**Task brief**
Edit the stretch of lines from the one containing "point bbox=[238, 460, 251, 474]" through the one containing "y-tick-label: 0.08 bbox=[74, 296, 106, 314]", replacing "Non-Asian Dust Period" with "Non-Asian Dust Season" and leaving everything else unchanged. Return only those lines.

**Data to use**
↓↓↓

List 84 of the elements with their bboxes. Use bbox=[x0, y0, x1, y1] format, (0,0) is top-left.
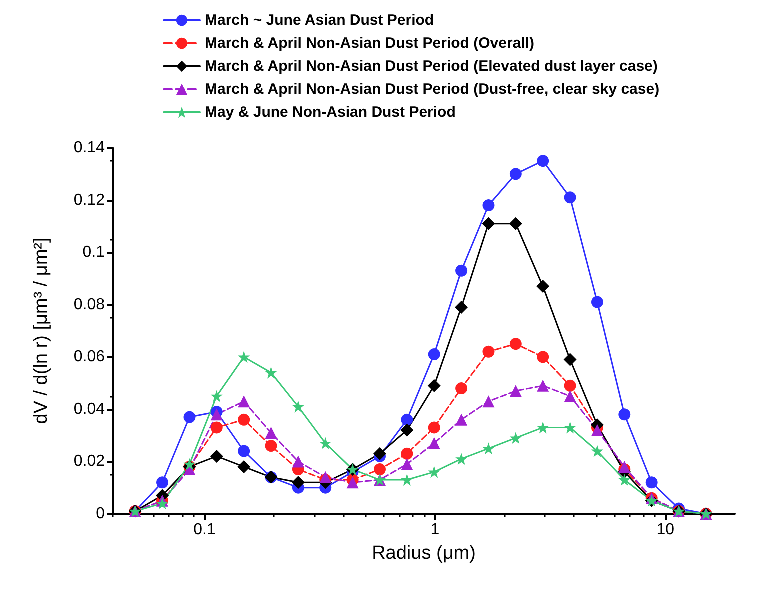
point bbox=[238, 460, 251, 474]
point bbox=[428, 466, 440, 478]
point bbox=[618, 474, 631, 486]
legend-label: March & April Non-Asian Dust Period (Elevated dust layer case) bbox=[205, 58, 658, 75]
point bbox=[509, 217, 522, 230]
point bbox=[373, 447, 386, 460]
point bbox=[320, 437, 332, 450]
point bbox=[401, 414, 414, 426]
point bbox=[238, 414, 250, 426]
point bbox=[265, 440, 278, 452]
x-tick-label: 1 bbox=[430, 522, 440, 538]
y-tick-label: 0.14 bbox=[74, 140, 106, 156]
point bbox=[537, 422, 550, 434]
point bbox=[536, 280, 550, 294]
point bbox=[184, 458, 196, 470]
point bbox=[482, 200, 495, 212]
legend-label: May & June Non-Asian Dust Period bbox=[205, 104, 456, 121]
y-tick-label: 0.1 bbox=[82, 244, 106, 262]
y-tick-label: 0.12 bbox=[74, 192, 106, 209]
point bbox=[156, 476, 169, 489]
point bbox=[456, 414, 468, 426]
point bbox=[482, 346, 495, 358]
y-tick-label: 0.06 bbox=[74, 348, 106, 366]
point bbox=[346, 476, 359, 489]
legend-label: March & April Non-Asian Dust Period (Overall) bbox=[205, 35, 534, 52]
point bbox=[374, 464, 386, 476]
point bbox=[482, 217, 496, 230]
point bbox=[591, 296, 604, 308]
point bbox=[482, 442, 495, 455]
point bbox=[618, 408, 631, 421]
point bbox=[564, 192, 576, 204]
x-tick-label: 10 bbox=[656, 522, 675, 538]
point bbox=[537, 155, 550, 168]
point bbox=[482, 396, 495, 408]
point bbox=[238, 445, 250, 458]
point bbox=[210, 422, 223, 434]
point bbox=[428, 437, 440, 450]
point bbox=[456, 382, 468, 395]
y-tick-label: 0 bbox=[96, 506, 106, 522]
point bbox=[156, 498, 169, 510]
legend-label: March ~ June Asian Dust Period bbox=[205, 12, 434, 29]
point bbox=[456, 453, 468, 466]
point bbox=[428, 348, 440, 361]
point bbox=[564, 353, 577, 366]
point bbox=[210, 450, 224, 463]
point bbox=[510, 168, 522, 180]
point bbox=[401, 458, 414, 470]
point bbox=[401, 474, 414, 486]
point bbox=[510, 432, 522, 444]
x-tick-label: 0.1 bbox=[194, 522, 216, 538]
point bbox=[400, 424, 414, 437]
y-tick-label: 0.08 bbox=[74, 296, 106, 314]
y-axis-title: dV / d(ln r) [μm³ / μm²] bbox=[31, 238, 52, 424]
point bbox=[564, 380, 576, 392]
point bbox=[618, 460, 631, 473]
point bbox=[320, 471, 332, 484]
legend-label: March & April Non-Asian Dust Period (Dust-free, clear sky case) bbox=[205, 81, 660, 98]
point bbox=[510, 385, 522, 398]
point bbox=[428, 422, 440, 434]
point bbox=[292, 476, 305, 490]
point bbox=[646, 476, 658, 489]
point bbox=[510, 338, 522, 350]
y-tick-label: 0.02 bbox=[74, 453, 106, 470]
point bbox=[537, 351, 550, 364]
point bbox=[428, 379, 441, 392]
point bbox=[456, 264, 468, 277]
y-tick-label: 0.04 bbox=[74, 400, 106, 418]
x-axis-title: Radius (μm) bbox=[372, 543, 476, 564]
point bbox=[184, 411, 196, 424]
point bbox=[537, 380, 550, 392]
point bbox=[238, 351, 250, 364]
point bbox=[591, 445, 604, 458]
point bbox=[292, 456, 304, 468]
point bbox=[210, 408, 223, 421]
point bbox=[591, 424, 604, 436]
point bbox=[265, 366, 278, 379]
point bbox=[401, 448, 414, 460]
point bbox=[210, 390, 223, 402]
point bbox=[265, 426, 278, 439]
point bbox=[455, 300, 468, 314]
point bbox=[564, 390, 576, 402]
point bbox=[564, 422, 576, 434]
point bbox=[292, 400, 304, 413]
point bbox=[238, 396, 250, 408]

↑↑↑

**Solution**
point bbox=[238, 460, 251, 474]
point bbox=[428, 466, 440, 478]
point bbox=[618, 474, 631, 486]
legend-label: March & April Non-Asian Dust Season (Elevated dust layer case) bbox=[205, 58, 658, 75]
point bbox=[509, 217, 522, 230]
point bbox=[373, 447, 386, 460]
point bbox=[320, 437, 332, 450]
point bbox=[401, 414, 414, 426]
point bbox=[238, 414, 250, 426]
point bbox=[265, 440, 278, 452]
x-tick-label: 1 bbox=[430, 522, 440, 538]
y-tick-label: 0.14 bbox=[74, 140, 106, 156]
point bbox=[537, 422, 550, 434]
point bbox=[536, 280, 550, 294]
point bbox=[184, 458, 196, 470]
point bbox=[482, 200, 495, 212]
legend-label: May & June Non-Asian Dust Season bbox=[205, 104, 456, 121]
y-tick-label: 0.1 bbox=[82, 244, 106, 262]
y-tick-label: 0.12 bbox=[74, 192, 106, 209]
point bbox=[156, 476, 169, 489]
point bbox=[456, 414, 468, 426]
point bbox=[482, 346, 495, 358]
y-tick-label: 0.06 bbox=[74, 348, 106, 366]
point bbox=[346, 476, 359, 489]
legend-label: March & April Non-Asian Dust Season (Overall) bbox=[205, 35, 534, 52]
point bbox=[374, 464, 386, 476]
point bbox=[482, 217, 496, 230]
point bbox=[591, 296, 604, 308]
point bbox=[482, 442, 495, 455]
point bbox=[618, 408, 631, 421]
point bbox=[564, 192, 576, 204]
x-tick-label: 10 bbox=[656, 522, 675, 538]
point bbox=[537, 155, 550, 168]
point bbox=[482, 396, 495, 408]
point bbox=[238, 445, 250, 458]
point bbox=[210, 422, 223, 434]
point bbox=[428, 437, 440, 450]
point bbox=[456, 382, 468, 395]
y-tick-label: 0 bbox=[96, 506, 106, 522]
point bbox=[156, 498, 169, 510]
legend-label: March ~ June Asian Dust Period bbox=[205, 12, 434, 29]
point bbox=[456, 453, 468, 466]
point bbox=[428, 348, 440, 361]
point bbox=[564, 353, 577, 366]
point bbox=[210, 450, 224, 463]
point bbox=[510, 168, 522, 180]
point bbox=[401, 458, 414, 470]
point bbox=[401, 474, 414, 486]
point bbox=[510, 432, 522, 444]
x-tick-label: 0.1 bbox=[194, 522, 216, 538]
point bbox=[400, 424, 414, 437]
y-tick-label: 0.08 bbox=[74, 296, 106, 314]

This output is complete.